STATED TASK → Pull out from the material below all lines with "preview".
====== DATA TO USE ======
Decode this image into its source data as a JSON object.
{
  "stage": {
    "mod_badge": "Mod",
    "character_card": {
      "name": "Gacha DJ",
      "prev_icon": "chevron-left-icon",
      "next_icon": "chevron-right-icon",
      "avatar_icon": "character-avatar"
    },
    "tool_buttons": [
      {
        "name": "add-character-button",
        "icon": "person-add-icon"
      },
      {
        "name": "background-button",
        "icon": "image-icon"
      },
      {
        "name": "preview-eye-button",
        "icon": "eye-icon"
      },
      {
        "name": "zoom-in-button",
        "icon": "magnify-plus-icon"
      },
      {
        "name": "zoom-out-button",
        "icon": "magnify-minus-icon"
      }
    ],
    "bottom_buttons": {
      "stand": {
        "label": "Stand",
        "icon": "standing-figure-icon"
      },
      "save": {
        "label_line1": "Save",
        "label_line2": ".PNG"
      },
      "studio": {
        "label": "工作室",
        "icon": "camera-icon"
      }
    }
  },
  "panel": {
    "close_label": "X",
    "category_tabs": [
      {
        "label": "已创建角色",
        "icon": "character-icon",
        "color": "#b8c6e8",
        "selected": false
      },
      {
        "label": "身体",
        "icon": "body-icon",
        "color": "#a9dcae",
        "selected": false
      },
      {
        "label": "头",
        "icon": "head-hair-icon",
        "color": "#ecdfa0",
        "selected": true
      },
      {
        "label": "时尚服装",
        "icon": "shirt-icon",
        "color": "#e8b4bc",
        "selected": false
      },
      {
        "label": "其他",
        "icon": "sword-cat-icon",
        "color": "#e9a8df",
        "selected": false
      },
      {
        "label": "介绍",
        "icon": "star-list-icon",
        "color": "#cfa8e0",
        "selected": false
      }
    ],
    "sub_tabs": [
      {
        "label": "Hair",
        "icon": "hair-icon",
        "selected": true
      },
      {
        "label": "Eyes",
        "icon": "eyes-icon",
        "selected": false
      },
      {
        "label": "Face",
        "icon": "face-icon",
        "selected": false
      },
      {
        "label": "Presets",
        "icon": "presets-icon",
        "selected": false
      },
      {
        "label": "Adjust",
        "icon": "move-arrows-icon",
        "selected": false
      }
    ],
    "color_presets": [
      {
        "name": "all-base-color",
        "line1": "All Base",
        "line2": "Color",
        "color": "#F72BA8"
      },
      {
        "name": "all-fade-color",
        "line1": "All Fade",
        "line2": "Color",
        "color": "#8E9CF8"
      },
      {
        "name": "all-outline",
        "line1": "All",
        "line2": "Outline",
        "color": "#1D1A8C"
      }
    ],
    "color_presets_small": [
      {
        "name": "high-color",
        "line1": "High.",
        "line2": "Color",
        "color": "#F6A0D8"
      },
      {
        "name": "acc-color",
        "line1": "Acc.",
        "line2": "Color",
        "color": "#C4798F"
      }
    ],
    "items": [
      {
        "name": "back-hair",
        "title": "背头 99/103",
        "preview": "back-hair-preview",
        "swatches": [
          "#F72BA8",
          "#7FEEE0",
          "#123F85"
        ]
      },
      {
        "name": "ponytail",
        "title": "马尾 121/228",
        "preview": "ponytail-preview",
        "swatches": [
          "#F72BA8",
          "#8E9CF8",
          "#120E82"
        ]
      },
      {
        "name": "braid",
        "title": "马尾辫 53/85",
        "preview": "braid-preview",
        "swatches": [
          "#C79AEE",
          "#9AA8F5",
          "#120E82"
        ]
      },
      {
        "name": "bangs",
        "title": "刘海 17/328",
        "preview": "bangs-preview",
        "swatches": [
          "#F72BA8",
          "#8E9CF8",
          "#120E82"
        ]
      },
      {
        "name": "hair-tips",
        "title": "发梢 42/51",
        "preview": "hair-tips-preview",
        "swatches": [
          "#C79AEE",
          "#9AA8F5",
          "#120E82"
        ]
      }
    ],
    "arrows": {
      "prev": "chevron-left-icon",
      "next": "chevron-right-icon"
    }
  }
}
======
EXERCISE SOLUTION →
        "name": "preview-eye-button",
        "preview": "back-hair-preview",
        "preview": "ponytail-preview",
        "preview": "braid-preview",
        "preview": "bangs-preview",
        "preview": "hair-tips-preview",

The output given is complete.